[Raw records]
*****

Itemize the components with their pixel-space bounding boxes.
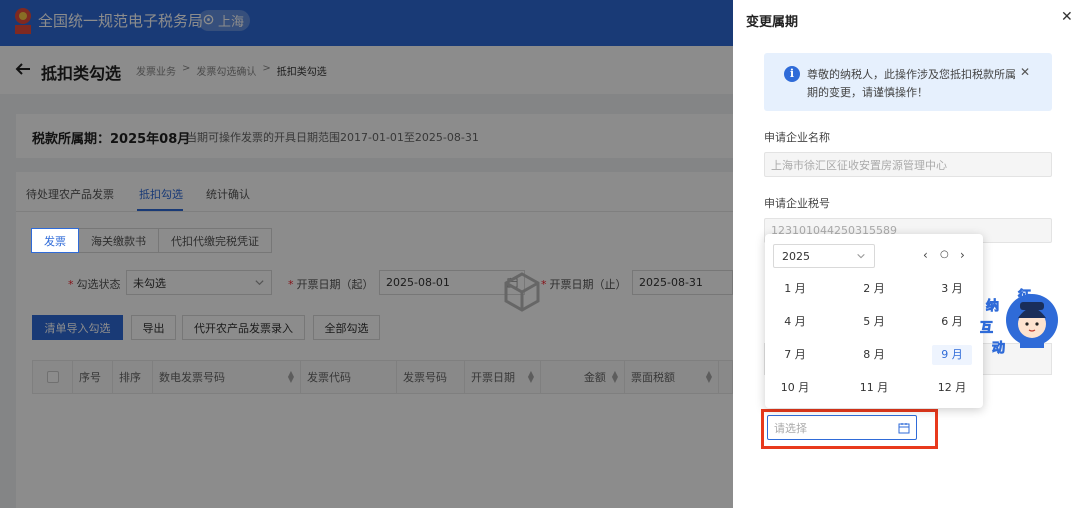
month-option[interactable]: 7 月 [775, 345, 815, 365]
month-option[interactable]: 5 月 [854, 312, 894, 332]
mascot-char: 纳 [986, 298, 999, 314]
alert-close-icon[interactable]: ✕ [1020, 65, 1030, 79]
calendar-icon [898, 422, 910, 433]
next-year-icon[interactable]: › [960, 248, 965, 262]
company-name-field: 上海市徐汇区征收安置房源管理中心 [764, 152, 1052, 177]
month-option[interactable]: 6 月 [932, 312, 972, 332]
drawer-title: 变更属期 [746, 15, 799, 30]
interaction-mascot-badge[interactable]: 征 纳 互 动 [980, 280, 1060, 360]
month-option[interactable]: 3 月 [932, 279, 972, 299]
month-picker-panel: 2025 ‹ ○ › 1 月 2 月 3 月 4 月 5 月 6 月 7 月 8… [765, 234, 983, 408]
month-option[interactable]: 4 月 [775, 312, 815, 332]
month-option[interactable]: 8 月 [854, 345, 894, 365]
alert-text: 尊敬的纳税人，此操作涉及您抵扣税款所属期的变更，请谨慎操作！ [807, 68, 1016, 99]
segment-invoice[interactable]: 发票 [31, 228, 79, 253]
mascot-char: 动 [992, 341, 1005, 356]
mascot-char: 互 [980, 321, 993, 336]
company-name-label: 申请企业名称 [764, 131, 830, 144]
current-year-icon[interactable]: ○ [940, 248, 949, 262]
chevron-down-icon [857, 253, 865, 259]
month-option-selected[interactable]: 9 月 [932, 345, 972, 365]
prev-year-icon[interactable]: ‹ [923, 248, 928, 262]
close-icon[interactable]: ✕ [1061, 9, 1073, 25]
month-option[interactable]: 12 月 [932, 378, 972, 398]
month-option[interactable]: 10 月 [775, 378, 815, 398]
mascot-char: 征 [1018, 288, 1031, 304]
period-picker-placeholder: 请选择 [774, 421, 807, 435]
warning-alert: i 尊敬的纳税人，此操作涉及您抵扣税款所属期的变更，请谨慎操作！ ✕ [764, 53, 1052, 111]
month-option[interactable]: 11 月 [854, 378, 894, 398]
period-picker-input[interactable]: 请选择 [767, 415, 917, 440]
year-select[interactable]: 2025 [773, 244, 875, 268]
month-option[interactable]: 2 月 [854, 279, 894, 299]
tax-id-label: 申请企业税号 [764, 197, 830, 210]
month-option[interactable]: 1 月 [775, 279, 815, 299]
info-icon: i [784, 66, 800, 82]
modal-mask[interactable] [0, 0, 733, 508]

*****

**Set problem:**
Retype the lines starting at the one that contains "month-option[interactable]: 7 月" and ending at the last line of the items, without changing anything.

**Completed exercise:**
month-option[interactable]: 7 月 [775, 345, 815, 365]
month-option[interactable]: 5 月 [854, 312, 894, 332]
mascot-char: 纳 [986, 298, 999, 314]
alert-close-icon[interactable]: ✕ [1020, 65, 1030, 79]
calendar-icon [898, 422, 910, 433]
next-year-icon[interactable]: › [960, 248, 965, 262]
company-name-field: 上海市徐汇区征收安置房源管理中心 [764, 152, 1052, 177]
month-option[interactable]: 6 月 [932, 312, 972, 332]
drawer-title: 变更属期 [746, 15, 799, 30]
interaction-mascot-badge[interactable]: 征 纳 互 动 [980, 280, 1060, 360]
month-option[interactable]: 3 月 [932, 279, 972, 299]
month-picker-panel: 2025 ‹ ○ › 1 月 2 月 3 月 4 月 5 月 6 月 7 月 8… [765, 234, 983, 408]
month-option[interactable]: 4 月 [775, 312, 815, 332]
month-option[interactable]: 8 月 [854, 345, 894, 365]
alert-text: 尊敬的纳税人，此操作涉及您抵扣税款所属期的变更，请谨慎操作！ [807, 68, 1016, 99]
segment-invoice[interactable]: 发票 [31, 228, 79, 253]
mascot-char: 动 [992, 341, 1005, 356]
mascot-char: 互 [980, 321, 993, 336]
company-name-label: 申请企业名称 [764, 131, 830, 144]
current-year-icon[interactable]: ○ [940, 248, 949, 262]
chevron-down-icon [857, 253, 865, 259]
month-option-selected[interactable]: 9 月 [932, 345, 972, 365]
prev-year-icon[interactable]: ‹ [923, 248, 928, 262]
close-icon[interactable]: ✕ [1061, 9, 1073, 25]
month-option[interactable]: 12 月 [932, 378, 972, 398]
month-option[interactable]: 10 月 [775, 378, 815, 398]
mascot-char: 征 [1018, 288, 1031, 304]
period-picker-placeholder: 请选择 [774, 421, 807, 435]
warning-alert: i 尊敬的纳税人，此操作涉及您抵扣税款所属期的变更，请谨慎操作！ ✕ [764, 53, 1052, 111]
month-option[interactable]: 11 月 [854, 378, 894, 398]
period-picker-input[interactable]: 请选择 [767, 415, 917, 440]
year-select[interactable]: 2025 [773, 244, 875, 268]
month-option[interactable]: 2 月 [854, 279, 894, 299]
tax-id-label: 申请企业税号 [764, 197, 830, 210]
month-option[interactable]: 1 月 [775, 279, 815, 299]
info-icon: i [784, 66, 800, 82]
modal-mask[interactable] [0, 0, 733, 508]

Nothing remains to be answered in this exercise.